**Exercise task**
Below are some records. Pull every line that contains the word "this".
** START OF Data **
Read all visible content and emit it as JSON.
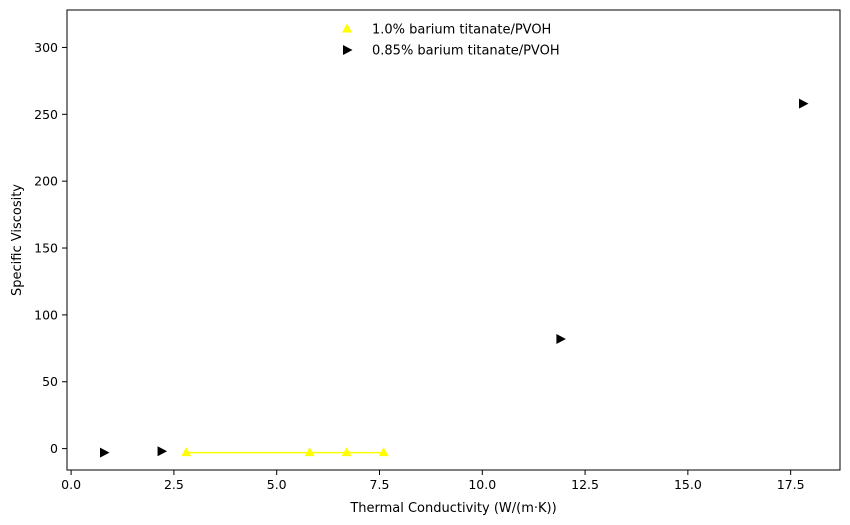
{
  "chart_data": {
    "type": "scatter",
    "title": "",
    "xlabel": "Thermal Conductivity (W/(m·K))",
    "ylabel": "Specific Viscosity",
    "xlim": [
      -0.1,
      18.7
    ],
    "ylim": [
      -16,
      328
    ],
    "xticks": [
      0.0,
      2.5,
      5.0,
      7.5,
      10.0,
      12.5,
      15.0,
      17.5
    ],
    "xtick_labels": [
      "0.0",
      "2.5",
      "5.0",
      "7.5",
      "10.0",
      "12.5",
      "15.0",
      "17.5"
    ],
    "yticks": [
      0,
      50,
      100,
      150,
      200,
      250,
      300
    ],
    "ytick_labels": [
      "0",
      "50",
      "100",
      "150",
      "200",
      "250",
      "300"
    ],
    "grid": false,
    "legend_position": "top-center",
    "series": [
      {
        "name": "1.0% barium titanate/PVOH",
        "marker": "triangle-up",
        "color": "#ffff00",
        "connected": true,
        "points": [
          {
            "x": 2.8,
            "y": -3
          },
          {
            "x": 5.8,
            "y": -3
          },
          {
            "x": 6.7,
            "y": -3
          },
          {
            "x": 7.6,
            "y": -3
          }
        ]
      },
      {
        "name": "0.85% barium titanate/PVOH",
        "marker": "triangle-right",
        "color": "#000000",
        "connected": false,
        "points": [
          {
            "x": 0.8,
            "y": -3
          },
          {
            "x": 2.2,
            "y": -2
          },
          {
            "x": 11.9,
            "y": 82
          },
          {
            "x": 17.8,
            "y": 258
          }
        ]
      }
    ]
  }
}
** END OF Data **
** START OF Data **
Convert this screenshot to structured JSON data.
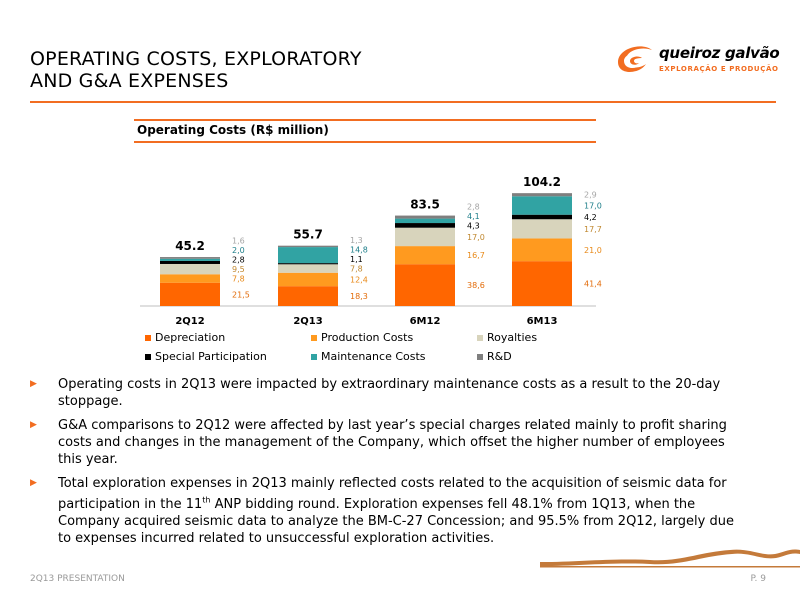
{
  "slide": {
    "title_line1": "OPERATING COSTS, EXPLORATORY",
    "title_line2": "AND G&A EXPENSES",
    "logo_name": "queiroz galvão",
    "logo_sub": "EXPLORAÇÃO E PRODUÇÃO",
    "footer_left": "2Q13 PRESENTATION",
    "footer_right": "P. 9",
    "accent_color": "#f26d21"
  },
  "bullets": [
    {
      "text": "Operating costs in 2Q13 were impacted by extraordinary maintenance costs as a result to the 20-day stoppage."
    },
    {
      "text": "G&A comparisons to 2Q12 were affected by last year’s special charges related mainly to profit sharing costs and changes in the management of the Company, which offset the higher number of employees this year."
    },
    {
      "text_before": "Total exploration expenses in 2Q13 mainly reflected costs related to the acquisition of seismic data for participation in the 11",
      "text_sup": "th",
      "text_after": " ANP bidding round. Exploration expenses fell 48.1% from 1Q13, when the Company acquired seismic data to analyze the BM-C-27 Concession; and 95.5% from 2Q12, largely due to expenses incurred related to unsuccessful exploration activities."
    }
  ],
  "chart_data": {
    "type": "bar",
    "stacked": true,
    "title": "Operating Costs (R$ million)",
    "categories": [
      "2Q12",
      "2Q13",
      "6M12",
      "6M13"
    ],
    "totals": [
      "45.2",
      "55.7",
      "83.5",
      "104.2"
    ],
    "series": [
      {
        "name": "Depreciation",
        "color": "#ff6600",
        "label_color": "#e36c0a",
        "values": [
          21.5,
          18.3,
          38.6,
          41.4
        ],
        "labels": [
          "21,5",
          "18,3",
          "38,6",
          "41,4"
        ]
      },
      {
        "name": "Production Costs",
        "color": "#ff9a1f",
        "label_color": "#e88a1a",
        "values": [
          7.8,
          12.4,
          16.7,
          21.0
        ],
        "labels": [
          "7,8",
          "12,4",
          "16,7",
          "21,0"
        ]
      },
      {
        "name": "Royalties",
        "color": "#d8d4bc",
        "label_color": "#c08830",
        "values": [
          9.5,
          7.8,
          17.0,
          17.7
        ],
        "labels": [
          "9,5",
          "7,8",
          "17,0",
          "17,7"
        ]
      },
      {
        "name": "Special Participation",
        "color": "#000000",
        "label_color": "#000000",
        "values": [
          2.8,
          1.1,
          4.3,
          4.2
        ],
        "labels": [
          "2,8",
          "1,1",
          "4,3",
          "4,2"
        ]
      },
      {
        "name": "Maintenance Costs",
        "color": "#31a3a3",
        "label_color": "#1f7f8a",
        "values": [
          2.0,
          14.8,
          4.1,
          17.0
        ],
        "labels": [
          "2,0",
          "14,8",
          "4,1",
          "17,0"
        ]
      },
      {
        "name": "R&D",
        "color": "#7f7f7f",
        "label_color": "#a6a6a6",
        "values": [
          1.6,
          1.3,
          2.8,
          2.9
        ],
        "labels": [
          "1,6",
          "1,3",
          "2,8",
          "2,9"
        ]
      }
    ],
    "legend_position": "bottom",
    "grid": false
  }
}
** END OF Data **
**Written answer**
Convert this screenshot to structured JSON data.
      "text": "G&A comparisons to 2Q12 were affected by last year’s special charges related mainly to profit sharing costs and changes in the management of the Company, which offset the higher number of employees this year."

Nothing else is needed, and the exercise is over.